BRIEF: Below is a listing. Gather each line of it that contains "泰州技师学院".

(Extracted data entries)
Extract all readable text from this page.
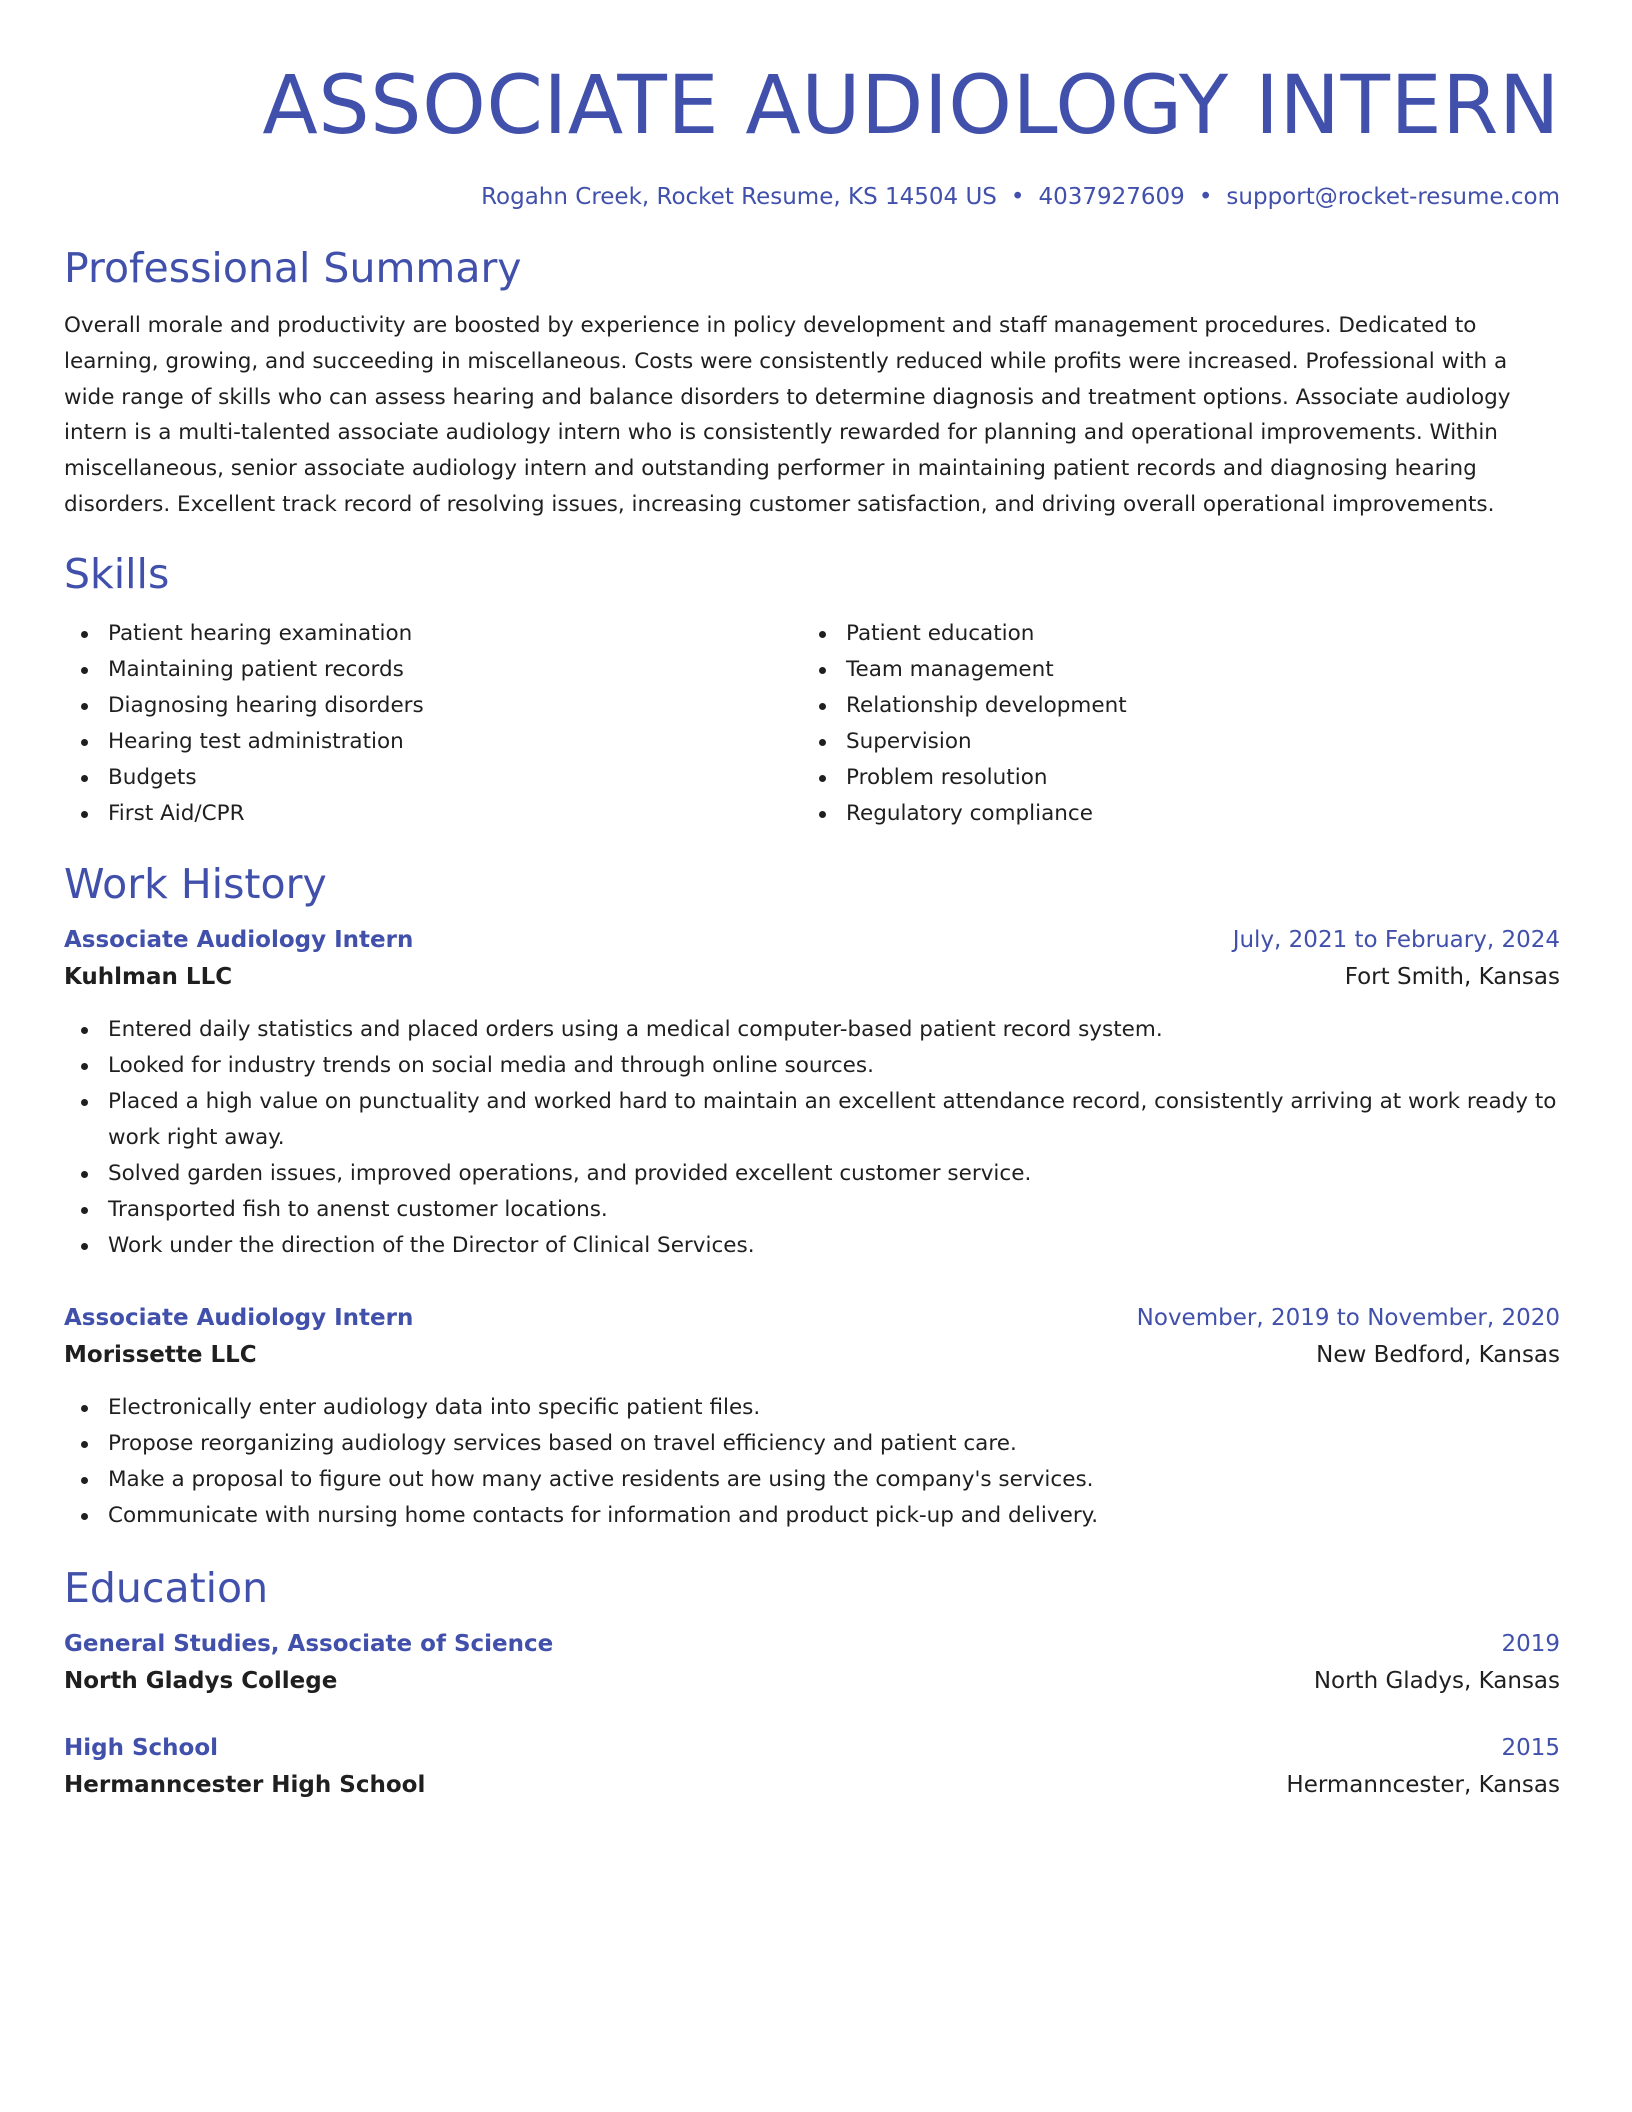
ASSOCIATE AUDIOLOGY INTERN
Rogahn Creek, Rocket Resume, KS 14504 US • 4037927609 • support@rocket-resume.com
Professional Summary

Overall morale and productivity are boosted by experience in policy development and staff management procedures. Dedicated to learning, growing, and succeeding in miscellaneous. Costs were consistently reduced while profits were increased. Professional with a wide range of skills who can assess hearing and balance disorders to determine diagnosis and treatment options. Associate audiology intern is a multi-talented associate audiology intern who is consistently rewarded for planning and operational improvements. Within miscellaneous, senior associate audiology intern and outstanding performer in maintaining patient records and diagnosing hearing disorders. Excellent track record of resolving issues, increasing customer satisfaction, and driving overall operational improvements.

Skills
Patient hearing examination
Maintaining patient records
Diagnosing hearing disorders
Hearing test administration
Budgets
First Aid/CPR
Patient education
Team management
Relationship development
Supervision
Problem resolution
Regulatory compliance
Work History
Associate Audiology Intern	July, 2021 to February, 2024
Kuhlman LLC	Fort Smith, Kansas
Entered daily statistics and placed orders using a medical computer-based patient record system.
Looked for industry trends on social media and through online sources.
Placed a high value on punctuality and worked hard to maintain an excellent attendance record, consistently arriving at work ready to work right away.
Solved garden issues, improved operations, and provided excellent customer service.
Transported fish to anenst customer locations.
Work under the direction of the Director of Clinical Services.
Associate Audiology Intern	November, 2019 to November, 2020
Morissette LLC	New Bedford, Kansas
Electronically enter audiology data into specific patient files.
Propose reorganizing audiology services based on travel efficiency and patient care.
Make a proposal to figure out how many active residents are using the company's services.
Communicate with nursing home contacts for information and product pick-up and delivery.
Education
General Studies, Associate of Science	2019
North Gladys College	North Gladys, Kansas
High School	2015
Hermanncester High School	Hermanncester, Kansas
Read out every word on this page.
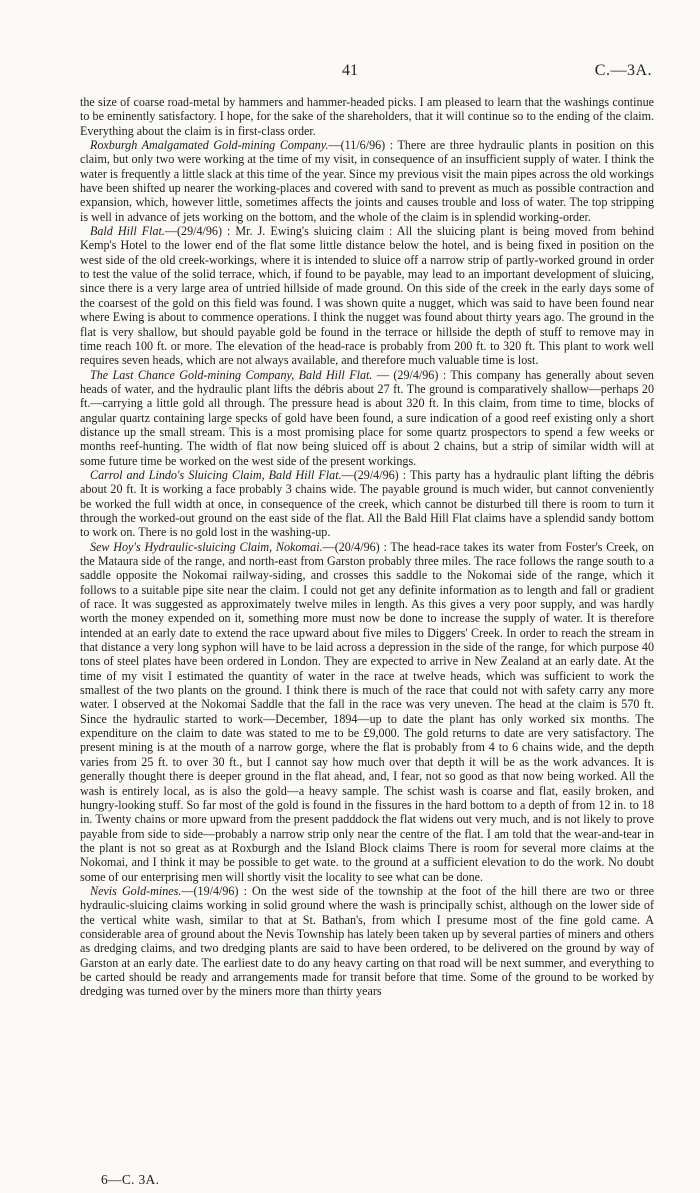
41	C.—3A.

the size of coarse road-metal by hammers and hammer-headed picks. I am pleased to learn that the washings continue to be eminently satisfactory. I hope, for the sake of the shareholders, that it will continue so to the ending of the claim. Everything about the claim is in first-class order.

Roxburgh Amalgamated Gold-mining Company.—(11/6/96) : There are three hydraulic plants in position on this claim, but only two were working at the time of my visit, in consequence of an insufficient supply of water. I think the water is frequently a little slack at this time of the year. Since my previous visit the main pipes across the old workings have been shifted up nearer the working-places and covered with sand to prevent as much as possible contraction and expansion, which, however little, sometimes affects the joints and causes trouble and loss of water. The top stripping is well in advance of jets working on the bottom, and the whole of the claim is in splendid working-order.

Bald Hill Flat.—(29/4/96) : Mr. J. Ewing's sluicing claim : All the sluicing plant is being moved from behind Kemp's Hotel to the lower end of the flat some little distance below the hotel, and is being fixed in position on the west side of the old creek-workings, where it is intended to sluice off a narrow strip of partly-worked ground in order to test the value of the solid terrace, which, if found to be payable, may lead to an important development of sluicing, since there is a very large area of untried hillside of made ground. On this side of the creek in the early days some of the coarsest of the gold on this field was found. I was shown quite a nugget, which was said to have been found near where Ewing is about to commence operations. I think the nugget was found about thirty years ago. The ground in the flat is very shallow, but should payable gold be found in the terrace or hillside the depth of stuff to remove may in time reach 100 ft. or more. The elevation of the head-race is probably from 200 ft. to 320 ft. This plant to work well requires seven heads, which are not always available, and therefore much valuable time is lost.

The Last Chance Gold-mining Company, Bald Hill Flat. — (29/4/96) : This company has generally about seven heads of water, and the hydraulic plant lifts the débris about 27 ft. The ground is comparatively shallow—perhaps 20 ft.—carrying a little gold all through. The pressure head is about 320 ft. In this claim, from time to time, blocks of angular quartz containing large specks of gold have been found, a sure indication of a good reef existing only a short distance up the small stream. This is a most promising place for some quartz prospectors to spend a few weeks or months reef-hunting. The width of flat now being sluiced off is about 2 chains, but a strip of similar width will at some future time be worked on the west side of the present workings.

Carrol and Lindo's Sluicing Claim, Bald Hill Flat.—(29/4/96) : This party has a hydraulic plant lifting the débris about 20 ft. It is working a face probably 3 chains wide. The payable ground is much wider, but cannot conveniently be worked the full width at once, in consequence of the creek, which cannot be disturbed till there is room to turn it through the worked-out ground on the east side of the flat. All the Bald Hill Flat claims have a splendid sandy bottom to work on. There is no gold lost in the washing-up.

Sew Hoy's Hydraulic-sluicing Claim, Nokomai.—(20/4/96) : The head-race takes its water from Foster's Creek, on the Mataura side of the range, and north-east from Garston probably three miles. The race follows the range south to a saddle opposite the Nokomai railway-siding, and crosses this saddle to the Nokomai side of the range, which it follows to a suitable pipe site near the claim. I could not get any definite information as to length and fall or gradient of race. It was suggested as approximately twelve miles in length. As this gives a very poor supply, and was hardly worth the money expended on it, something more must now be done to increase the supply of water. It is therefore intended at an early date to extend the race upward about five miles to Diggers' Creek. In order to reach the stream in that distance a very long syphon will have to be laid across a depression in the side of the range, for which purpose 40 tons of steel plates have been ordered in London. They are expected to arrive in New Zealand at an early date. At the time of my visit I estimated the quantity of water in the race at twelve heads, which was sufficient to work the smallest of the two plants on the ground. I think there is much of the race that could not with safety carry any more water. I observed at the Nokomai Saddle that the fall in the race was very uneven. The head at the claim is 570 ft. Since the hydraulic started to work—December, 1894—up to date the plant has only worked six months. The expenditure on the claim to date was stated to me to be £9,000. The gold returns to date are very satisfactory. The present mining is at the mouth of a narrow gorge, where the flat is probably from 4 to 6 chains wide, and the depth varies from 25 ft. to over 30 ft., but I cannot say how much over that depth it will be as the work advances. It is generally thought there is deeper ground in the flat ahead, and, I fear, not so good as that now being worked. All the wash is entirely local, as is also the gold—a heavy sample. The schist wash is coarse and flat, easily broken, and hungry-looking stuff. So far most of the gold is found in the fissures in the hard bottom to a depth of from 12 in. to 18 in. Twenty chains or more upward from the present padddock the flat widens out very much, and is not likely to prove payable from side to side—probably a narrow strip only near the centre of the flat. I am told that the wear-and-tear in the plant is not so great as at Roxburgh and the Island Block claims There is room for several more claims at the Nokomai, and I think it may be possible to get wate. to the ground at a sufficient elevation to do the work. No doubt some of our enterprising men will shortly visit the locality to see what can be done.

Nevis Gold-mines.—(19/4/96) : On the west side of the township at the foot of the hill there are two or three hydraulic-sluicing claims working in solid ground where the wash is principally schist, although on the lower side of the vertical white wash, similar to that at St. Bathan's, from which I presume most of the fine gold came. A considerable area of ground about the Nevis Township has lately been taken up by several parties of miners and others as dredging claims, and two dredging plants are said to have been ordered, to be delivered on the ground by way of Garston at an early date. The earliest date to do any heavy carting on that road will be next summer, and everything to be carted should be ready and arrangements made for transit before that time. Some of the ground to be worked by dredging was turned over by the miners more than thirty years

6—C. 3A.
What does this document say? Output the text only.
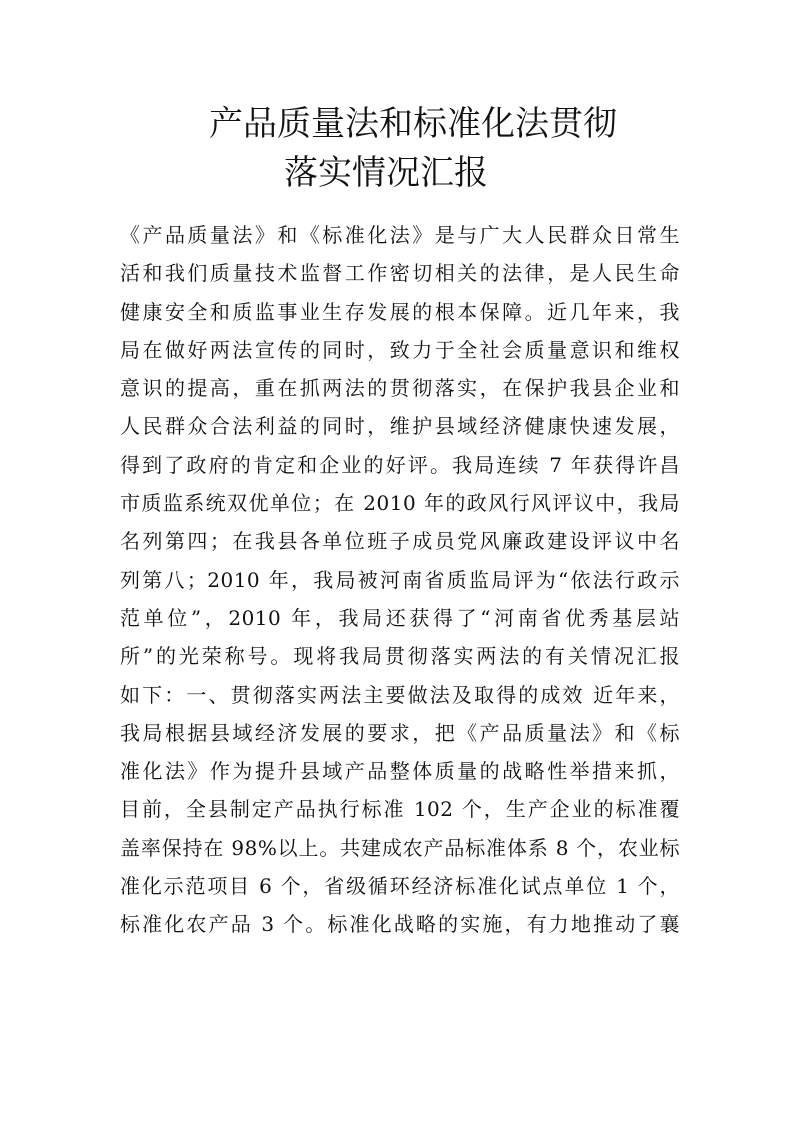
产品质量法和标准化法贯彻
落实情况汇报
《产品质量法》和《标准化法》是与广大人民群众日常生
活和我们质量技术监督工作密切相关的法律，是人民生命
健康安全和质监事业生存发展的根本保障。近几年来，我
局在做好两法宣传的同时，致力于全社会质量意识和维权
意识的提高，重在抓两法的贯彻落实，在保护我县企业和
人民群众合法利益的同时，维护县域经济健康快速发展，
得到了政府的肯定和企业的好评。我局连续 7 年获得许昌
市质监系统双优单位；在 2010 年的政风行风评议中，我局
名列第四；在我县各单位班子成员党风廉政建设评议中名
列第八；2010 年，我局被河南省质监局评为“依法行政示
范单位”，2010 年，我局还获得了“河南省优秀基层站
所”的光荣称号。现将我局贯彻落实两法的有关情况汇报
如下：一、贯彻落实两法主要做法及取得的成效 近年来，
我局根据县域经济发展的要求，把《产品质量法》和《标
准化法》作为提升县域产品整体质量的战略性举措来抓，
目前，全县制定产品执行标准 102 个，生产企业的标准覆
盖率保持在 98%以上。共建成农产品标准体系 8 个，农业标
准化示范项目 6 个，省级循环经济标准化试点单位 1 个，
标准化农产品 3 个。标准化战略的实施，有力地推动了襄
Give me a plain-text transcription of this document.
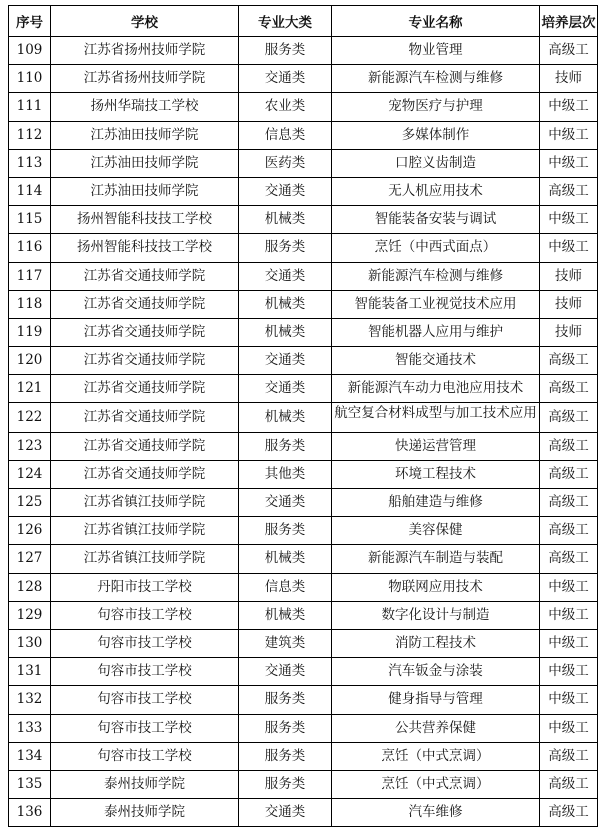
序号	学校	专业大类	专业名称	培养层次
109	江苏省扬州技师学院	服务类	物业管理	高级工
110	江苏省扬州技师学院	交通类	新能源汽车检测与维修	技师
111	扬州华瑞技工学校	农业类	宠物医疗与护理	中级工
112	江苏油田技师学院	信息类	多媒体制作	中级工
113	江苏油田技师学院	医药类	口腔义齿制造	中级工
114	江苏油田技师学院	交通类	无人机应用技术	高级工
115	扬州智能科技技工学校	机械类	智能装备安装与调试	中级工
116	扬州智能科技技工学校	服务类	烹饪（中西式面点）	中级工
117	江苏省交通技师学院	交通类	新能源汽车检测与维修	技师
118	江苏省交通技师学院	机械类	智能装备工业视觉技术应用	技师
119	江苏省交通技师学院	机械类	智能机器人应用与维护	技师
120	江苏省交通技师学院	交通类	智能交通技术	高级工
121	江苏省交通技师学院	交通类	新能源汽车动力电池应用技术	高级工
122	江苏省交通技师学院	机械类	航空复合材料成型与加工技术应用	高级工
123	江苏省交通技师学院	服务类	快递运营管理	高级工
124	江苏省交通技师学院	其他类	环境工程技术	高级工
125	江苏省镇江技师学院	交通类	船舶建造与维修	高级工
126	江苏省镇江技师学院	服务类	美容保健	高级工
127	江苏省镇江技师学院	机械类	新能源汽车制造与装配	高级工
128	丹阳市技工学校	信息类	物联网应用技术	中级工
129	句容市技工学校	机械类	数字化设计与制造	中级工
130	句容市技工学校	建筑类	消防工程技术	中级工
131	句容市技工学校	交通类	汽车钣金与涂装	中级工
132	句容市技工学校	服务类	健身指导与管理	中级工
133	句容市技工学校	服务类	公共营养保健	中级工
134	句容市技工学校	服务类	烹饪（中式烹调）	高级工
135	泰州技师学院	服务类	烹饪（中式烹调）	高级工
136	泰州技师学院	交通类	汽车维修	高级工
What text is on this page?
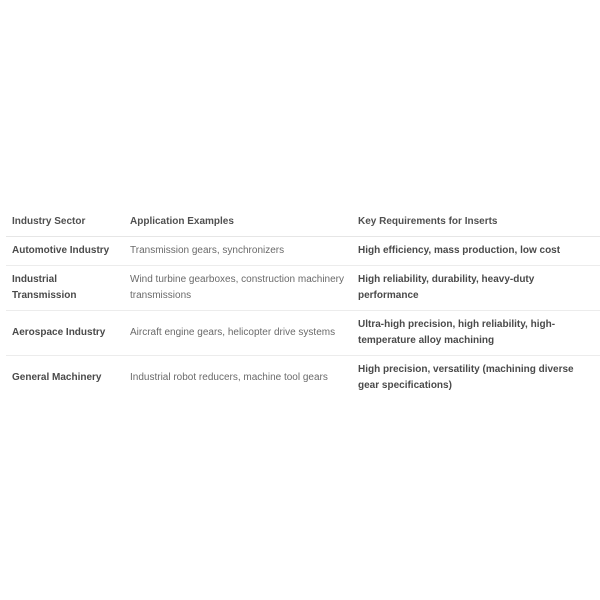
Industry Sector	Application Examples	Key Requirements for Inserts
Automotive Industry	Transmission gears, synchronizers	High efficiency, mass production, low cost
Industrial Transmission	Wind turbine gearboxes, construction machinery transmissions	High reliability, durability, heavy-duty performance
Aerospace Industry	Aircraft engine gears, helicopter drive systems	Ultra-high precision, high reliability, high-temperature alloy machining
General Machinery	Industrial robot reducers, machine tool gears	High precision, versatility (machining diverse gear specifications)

FULL OUTPUT:
135	泰州技师学院	服务类	烹饪（中式烹调）	高级工
136	泰州技师学院	交通类	汽车维修	高级工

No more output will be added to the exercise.